Start ENTRIES SUPPLIED

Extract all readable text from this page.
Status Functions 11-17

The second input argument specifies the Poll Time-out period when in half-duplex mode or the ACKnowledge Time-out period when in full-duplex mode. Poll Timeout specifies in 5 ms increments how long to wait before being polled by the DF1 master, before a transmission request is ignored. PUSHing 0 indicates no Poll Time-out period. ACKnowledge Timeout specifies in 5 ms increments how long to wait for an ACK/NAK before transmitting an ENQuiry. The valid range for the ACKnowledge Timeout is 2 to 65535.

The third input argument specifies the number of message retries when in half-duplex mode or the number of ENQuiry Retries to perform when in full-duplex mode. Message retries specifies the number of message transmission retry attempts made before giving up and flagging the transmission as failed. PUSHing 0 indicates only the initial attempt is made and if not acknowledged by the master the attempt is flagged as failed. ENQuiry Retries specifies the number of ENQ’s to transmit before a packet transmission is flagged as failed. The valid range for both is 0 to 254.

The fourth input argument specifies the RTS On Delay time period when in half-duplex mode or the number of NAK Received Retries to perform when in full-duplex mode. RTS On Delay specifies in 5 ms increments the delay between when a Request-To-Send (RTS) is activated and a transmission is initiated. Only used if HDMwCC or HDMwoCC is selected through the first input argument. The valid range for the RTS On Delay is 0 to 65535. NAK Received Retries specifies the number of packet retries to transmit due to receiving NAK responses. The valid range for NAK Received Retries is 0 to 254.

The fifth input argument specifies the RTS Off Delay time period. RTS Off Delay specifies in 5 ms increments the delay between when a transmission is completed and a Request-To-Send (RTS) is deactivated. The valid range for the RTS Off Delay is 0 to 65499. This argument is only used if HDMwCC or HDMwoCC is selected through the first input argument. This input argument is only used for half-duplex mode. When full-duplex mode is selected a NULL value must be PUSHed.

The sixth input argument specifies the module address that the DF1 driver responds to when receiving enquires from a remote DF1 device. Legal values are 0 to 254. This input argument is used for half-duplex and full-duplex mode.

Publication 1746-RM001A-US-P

End ENTRIES SUPPLIED

### WRITTEN INSTRUCTION
Which lines include "receiving"? Copy each of them out.

### RESPONSE TO THIS EXERCISE
The fourth input argument specifies the RTS On Delay time period when in half-duplex mode or the number of NAK Received Retries to perform when in full-duplex mode. RTS On Delay specifies in 5 ms increments the delay between when a Request-To-Send (RTS) is activated and a transmission is initiated. Only used if HDMwCC or HDMwoCC is selected through the first input argument. The valid range for the RTS On Delay is 0 to 65535. NAK Received Retries specifies the number of packet retries to transmit due to receiving NAK responses. The valid range for NAK Received Retries is 0 to 254.
The sixth input argument specifies the module address that the DF1 driver responds to when receiving enquires from a remote DF1 device. Legal values are 0 to 254. This input argument is used for half-duplex and full-duplex mode.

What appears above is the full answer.